• **WHAT YOU NEED TO DO**: State how many lines hold the word "also", with no other words.

[Source data]
━━━━━━━━━━

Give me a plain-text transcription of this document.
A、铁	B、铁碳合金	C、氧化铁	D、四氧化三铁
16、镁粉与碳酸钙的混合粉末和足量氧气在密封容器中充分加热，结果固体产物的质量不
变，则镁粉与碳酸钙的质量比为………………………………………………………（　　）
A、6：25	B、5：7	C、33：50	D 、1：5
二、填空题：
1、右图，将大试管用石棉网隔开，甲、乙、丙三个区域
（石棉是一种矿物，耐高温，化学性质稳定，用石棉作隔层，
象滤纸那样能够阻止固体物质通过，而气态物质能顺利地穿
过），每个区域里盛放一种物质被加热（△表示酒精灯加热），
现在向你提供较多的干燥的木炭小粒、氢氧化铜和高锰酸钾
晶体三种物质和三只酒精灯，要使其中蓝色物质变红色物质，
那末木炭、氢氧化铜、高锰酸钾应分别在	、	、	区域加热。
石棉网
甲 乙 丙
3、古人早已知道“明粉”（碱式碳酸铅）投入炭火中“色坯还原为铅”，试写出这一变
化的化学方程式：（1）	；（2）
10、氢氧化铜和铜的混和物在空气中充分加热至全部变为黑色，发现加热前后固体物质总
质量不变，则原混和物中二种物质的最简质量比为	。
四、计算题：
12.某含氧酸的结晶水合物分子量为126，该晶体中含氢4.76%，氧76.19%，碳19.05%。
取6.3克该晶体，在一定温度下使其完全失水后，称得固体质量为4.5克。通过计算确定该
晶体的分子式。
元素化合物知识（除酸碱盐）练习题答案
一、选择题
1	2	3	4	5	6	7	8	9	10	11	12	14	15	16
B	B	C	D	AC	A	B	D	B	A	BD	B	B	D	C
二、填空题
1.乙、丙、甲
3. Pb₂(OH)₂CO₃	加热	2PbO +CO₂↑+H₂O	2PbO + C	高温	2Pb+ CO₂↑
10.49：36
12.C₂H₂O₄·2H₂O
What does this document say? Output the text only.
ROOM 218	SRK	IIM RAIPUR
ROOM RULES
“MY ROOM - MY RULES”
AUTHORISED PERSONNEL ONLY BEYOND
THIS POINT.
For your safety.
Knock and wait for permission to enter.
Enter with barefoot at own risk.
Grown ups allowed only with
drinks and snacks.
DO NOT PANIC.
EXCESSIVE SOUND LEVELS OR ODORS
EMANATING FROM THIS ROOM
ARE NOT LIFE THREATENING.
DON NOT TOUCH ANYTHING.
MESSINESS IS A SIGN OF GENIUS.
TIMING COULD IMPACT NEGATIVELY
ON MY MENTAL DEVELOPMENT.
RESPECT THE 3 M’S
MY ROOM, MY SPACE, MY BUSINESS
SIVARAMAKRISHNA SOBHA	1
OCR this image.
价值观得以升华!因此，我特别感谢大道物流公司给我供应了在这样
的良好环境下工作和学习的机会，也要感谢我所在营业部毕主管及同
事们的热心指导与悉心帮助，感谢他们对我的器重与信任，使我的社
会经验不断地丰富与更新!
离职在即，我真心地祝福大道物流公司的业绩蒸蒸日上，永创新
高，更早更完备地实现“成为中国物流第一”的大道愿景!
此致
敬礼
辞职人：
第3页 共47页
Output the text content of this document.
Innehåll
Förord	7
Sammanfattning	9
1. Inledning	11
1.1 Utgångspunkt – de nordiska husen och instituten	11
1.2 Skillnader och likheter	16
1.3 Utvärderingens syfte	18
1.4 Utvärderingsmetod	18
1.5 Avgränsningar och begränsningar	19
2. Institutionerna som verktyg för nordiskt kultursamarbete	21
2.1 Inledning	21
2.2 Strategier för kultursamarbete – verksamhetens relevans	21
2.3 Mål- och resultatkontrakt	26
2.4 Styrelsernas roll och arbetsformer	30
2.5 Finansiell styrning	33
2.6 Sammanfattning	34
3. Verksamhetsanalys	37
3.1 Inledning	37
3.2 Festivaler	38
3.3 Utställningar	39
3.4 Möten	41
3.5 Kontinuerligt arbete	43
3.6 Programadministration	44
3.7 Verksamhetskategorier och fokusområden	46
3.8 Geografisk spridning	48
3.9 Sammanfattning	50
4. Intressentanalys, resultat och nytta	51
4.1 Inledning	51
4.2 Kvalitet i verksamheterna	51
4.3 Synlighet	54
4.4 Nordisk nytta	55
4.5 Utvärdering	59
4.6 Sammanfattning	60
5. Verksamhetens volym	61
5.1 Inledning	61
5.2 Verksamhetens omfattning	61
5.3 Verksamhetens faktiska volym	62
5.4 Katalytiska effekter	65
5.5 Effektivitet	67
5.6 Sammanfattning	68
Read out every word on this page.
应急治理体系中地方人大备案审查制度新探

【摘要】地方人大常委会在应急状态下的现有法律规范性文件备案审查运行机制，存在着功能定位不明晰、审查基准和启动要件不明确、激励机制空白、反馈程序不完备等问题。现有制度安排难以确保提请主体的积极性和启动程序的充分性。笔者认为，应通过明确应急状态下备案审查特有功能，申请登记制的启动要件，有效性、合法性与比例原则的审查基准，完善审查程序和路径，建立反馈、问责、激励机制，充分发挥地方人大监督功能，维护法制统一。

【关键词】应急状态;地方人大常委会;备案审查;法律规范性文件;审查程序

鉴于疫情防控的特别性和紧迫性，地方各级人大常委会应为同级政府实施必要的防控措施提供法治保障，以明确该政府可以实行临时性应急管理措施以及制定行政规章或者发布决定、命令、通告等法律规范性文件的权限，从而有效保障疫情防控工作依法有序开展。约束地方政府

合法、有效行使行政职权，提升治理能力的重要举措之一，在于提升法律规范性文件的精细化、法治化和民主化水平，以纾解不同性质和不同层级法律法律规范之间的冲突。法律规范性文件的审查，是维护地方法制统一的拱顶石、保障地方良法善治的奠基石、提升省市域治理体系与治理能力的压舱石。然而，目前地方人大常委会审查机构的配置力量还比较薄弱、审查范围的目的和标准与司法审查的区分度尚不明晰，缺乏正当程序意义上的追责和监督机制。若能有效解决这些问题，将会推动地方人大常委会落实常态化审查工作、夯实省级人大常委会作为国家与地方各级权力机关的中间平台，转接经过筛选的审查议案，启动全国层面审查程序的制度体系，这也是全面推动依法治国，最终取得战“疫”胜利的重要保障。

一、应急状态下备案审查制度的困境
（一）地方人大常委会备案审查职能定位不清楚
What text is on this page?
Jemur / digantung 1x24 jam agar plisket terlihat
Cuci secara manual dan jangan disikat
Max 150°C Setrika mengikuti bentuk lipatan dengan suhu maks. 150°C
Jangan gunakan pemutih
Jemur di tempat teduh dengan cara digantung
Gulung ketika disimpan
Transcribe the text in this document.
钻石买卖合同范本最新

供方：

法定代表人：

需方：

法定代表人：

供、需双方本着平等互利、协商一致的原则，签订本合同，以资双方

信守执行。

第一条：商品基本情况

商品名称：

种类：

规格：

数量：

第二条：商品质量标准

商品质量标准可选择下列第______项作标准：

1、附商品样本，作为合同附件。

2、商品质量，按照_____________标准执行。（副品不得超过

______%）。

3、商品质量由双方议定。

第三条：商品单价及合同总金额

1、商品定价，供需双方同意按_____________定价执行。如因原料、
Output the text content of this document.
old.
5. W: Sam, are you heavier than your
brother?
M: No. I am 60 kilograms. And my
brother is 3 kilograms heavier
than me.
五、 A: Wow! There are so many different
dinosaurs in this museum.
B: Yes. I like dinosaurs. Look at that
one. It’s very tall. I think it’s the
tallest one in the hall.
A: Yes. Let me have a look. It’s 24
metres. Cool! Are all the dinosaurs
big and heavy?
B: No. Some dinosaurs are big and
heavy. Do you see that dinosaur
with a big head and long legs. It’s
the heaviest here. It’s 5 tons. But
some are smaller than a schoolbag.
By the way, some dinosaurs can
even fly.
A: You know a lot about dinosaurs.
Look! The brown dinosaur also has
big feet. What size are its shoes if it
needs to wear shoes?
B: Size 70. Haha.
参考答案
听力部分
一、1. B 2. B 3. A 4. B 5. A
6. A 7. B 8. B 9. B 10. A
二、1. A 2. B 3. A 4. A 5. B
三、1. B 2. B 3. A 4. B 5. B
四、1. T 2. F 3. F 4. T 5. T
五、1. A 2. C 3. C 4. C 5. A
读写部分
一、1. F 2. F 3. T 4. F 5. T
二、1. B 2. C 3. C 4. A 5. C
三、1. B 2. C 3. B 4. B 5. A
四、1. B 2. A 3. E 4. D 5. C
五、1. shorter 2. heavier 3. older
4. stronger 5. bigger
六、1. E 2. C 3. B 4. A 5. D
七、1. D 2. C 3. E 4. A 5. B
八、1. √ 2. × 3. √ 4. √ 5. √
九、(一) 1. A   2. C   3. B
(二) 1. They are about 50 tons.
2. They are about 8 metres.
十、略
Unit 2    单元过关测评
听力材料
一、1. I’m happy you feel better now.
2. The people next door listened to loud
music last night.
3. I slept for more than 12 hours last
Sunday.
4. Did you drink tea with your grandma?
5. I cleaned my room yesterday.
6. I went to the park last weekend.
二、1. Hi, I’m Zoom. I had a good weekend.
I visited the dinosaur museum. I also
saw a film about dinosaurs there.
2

━━━━━━━━━━

• **ANSWER BELOW**: 2